* start Provided information *
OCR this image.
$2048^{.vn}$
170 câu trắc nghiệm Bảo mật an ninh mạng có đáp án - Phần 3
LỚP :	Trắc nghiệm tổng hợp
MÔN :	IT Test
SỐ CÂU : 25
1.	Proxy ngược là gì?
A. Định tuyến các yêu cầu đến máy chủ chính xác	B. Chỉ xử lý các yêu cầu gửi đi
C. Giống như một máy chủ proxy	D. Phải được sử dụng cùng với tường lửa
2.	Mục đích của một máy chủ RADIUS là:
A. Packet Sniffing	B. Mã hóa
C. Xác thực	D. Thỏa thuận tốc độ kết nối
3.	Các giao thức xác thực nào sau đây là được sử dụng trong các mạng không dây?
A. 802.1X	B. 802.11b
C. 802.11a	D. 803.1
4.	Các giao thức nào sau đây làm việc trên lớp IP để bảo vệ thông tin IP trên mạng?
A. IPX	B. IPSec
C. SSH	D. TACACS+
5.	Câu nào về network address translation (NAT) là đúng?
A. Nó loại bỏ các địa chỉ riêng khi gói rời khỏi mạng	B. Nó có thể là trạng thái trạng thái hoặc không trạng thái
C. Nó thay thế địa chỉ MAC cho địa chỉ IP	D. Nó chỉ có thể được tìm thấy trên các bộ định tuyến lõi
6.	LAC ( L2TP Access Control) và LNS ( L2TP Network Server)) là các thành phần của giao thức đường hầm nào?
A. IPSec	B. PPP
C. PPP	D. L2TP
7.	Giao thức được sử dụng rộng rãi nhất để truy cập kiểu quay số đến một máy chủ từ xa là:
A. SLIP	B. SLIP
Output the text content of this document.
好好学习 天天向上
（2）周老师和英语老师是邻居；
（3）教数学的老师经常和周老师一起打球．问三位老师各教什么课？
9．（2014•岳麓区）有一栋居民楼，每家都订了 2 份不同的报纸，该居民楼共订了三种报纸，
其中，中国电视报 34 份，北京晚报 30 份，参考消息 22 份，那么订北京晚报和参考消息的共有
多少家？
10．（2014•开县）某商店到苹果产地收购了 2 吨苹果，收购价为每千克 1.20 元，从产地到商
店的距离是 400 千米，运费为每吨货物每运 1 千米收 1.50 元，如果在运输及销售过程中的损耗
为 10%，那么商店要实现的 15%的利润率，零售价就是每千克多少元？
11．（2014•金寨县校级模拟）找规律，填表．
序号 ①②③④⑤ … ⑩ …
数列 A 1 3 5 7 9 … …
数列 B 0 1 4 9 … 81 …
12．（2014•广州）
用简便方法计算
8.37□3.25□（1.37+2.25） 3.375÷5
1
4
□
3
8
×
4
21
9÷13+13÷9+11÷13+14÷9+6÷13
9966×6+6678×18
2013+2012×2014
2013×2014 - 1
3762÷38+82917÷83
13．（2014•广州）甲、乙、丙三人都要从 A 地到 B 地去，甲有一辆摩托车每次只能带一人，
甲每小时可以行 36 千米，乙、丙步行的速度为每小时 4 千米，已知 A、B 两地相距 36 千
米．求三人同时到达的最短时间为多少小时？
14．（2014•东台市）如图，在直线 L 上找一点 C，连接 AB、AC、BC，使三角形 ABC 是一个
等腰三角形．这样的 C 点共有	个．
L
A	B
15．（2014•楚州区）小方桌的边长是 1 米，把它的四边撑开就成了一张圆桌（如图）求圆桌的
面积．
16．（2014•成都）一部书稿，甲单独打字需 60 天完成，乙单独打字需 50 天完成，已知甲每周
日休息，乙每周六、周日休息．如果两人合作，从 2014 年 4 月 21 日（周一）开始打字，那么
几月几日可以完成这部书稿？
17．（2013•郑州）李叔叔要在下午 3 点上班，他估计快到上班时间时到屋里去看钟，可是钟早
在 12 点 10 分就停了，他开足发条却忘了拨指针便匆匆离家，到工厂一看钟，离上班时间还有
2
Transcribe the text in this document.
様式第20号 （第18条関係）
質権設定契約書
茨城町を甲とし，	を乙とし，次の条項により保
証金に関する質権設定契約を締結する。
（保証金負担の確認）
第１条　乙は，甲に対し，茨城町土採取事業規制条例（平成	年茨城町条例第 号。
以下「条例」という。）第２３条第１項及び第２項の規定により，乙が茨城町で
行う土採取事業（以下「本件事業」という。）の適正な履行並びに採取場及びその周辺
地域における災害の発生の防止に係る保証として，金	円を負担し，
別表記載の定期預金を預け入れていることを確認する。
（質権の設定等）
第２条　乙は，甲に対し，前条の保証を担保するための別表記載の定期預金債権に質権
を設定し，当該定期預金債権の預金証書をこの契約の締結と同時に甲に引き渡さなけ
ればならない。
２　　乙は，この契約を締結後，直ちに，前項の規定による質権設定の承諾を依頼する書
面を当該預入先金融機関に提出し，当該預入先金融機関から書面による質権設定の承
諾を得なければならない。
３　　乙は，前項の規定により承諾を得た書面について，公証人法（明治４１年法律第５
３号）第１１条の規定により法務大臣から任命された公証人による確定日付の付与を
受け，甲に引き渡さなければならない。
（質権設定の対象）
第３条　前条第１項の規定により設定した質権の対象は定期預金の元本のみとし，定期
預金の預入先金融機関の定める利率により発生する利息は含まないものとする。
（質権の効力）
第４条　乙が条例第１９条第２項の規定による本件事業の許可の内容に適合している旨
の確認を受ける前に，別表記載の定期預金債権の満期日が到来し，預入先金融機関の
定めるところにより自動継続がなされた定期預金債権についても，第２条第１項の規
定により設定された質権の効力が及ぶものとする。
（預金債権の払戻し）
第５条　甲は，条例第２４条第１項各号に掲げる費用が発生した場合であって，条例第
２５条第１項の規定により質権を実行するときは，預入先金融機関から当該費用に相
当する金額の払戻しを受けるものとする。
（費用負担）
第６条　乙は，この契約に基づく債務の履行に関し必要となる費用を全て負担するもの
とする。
* end Provided information *
**The problem:** Reproduce the complete data exactly as presented above.

**Expected answer:**
OCR this image.
$2048^{.vn}$
170 câu trắc nghiệm Bảo mật an ninh mạng có đáp án - Phần 3
LỚP :	Trắc nghiệm tổng hợp
MÔN :	IT Test
SỐ CÂU : 25
1.	Proxy ngược là gì?
A. Định tuyến các yêu cầu đến máy chủ chính xác	B. Chỉ xử lý các yêu cầu gửi đi
C. Giống như một máy chủ proxy	D. Phải được sử dụng cùng với tường lửa
2.	Mục đích của một máy chủ RADIUS là:
A. Packet Sniffing	B. Mã hóa
C. Xác thực	D. Thỏa thuận tốc độ kết nối
3.	Các giao thức xác thực nào sau đây là được sử dụng trong các mạng không dây?
A. 802.1X	B. 802.11b
C. 802.11a	D. 803.1
4.	Các giao thức nào sau đây làm việc trên lớp IP để bảo vệ thông tin IP trên mạng?
A. IPX	B. IPSec
C. SSH	D. TACACS+
5.	Câu nào về network address translation (NAT) là đúng?
A. Nó loại bỏ các địa chỉ riêng khi gói rời khỏi mạng	B. Nó có thể là trạng thái trạng thái hoặc không trạng thái
C. Nó thay thế địa chỉ MAC cho địa chỉ IP	D. Nó chỉ có thể được tìm thấy trên các bộ định tuyến lõi
6.	LAC ( L2TP Access Control) và LNS ( L2TP Network Server)) là các thành phần của giao thức đường hầm nào?
A. IPSec	B. PPP
C. PPP	D. L2TP
7.	Giao thức được sử dụng rộng rãi nhất để truy cập kiểu quay số đến một máy chủ từ xa là:
A. SLIP	B. SLIP
Output the text content of this document.
好好学习 天天向上
（2）周老师和英语老师是邻居；
（3）教数学的老师经常和周老师一起打球．问三位老师各教什么课？
9．（2014•岳麓区）有一栋居民楼，每家都订了 2 份不同的报纸，该居民楼共订了三种报纸，
其中，中国电视报 34 份，北京晚报 30 份，参考消息 22 份，那么订北京晚报和参考消息的共有
多少家？
10．（2014•开县）某商店到苹果产地收购了 2 吨苹果，收购价为每千克 1.20 元，从产地到商
店的距离是 400 千米，运费为每吨货物每运 1 千米收 1.50 元，如果在运输及销售过程中的损耗
为 10%，那么商店要实现的 15%的利润率，零售价就是每千克多少元？
11．（2014•金寨县校级模拟）找规律，填表．
序号 ①②③④⑤ … ⑩ …
数列 A 1 3 5 7 9 … …
数列 B 0 1 4 9 … 81 …
12．（2014•广州）
用简便方法计算
8.37□3.25□（1.37+2.25） 3.375÷5
1
4
□
3
8
×
4
21
9÷13+13÷9+11÷13+14÷9+6÷13
9966×6+6678×18
2013+2012×2014
2013×2014 - 1
3762÷38+82917÷83
13．（2014•广州）甲、乙、丙三人都要从 A 地到 B 地去，甲有一辆摩托车每次只能带一人，
甲每小时可以行 36 千米，乙、丙步行的速度为每小时 4 千米，已知 A、B 两地相距 36 千
米．求三人同时到达的最短时间为多少小时？
14．（2014•东台市）如图，在直线 L 上找一点 C，连接 AB、AC、BC，使三角形 ABC 是一个
等腰三角形．这样的 C 点共有	个．
L
A	B
15．（2014•楚州区）小方桌的边长是 1 米，把它的四边撑开就成了一张圆桌（如图）求圆桌的
面积．
16．（2014•成都）一部书稿，甲单独打字需 60 天完成，乙单独打字需 50 天完成，已知甲每周
日休息，乙每周六、周日休息．如果两人合作，从 2014 年 4 月 21 日（周一）开始打字，那么
几月几日可以完成这部书稿？
17．（2013•郑州）李叔叔要在下午 3 点上班，他估计快到上班时间时到屋里去看钟，可是钟早
在 12 点 10 分就停了，他开足发条却忘了拨指针便匆匆离家，到工厂一看钟，离上班时间还有
2
Transcribe the text in this document.
様式第20号 （第18条関係）
質権設定契約書
茨城町を甲とし，	を乙とし，次の条項により保
証金に関する質権設定契約を締結する。
（保証金負担の確認）
第１条　乙は，甲に対し，茨城町土採取事業規制条例（平成	年茨城町条例第 号。
以下「条例」という。）第２３条第１項及び第２項の規定により，乙が茨城町で
行う土採取事業（以下「本件事業」という。）の適正な履行並びに採取場及びその周辺
地域における災害の発生の防止に係る保証として，金	円を負担し，
別表記載の定期預金を預け入れていることを確認する。
（質権の設定等）
第２条　乙は，甲に対し，前条の保証を担保するための別表記載の定期預金債権に質権
を設定し，当該定期預金債権の預金証書をこの契約の締結と同時に甲に引き渡さなけ
ればならない。
２　　乙は，この契約を締結後，直ちに，前項の規定による質権設定の承諾を依頼する書
面を当該預入先金融機関に提出し，当該預入先金融機関から書面による質権設定の承
諾を得なければならない。
３　　乙は，前項の規定により承諾を得た書面について，公証人法（明治４１年法律第５
３号）第１１条の規定により法務大臣から任命された公証人による確定日付の付与を
受け，甲に引き渡さなければならない。
（質権設定の対象）
第３条　前条第１項の規定により設定した質権の対象は定期預金の元本のみとし，定期
預金の預入先金融機関の定める利率により発生する利息は含まないものとする。
（質権の効力）
第４条　乙が条例第１９条第２項の規定による本件事業の許可の内容に適合している旨
の確認を受ける前に，別表記載の定期預金債権の満期日が到来し，預入先金融機関の
定めるところにより自動継続がなされた定期預金債権についても，第２条第１項の規
定により設定された質権の効力が及ぶものとする。
（預金債権の払戻し）
第５条　甲は，条例第２４条第１項各号に掲げる費用が発生した場合であって，条例第
２５条第１項の規定により質権を実行するときは，預入先金融機関から当該費用に相
当する金額の払戻しを受けるものとする。
（費用負担）
第６条　乙は，この契約に基づく債務の履行に関し必要となる費用を全て負担するもの
とする。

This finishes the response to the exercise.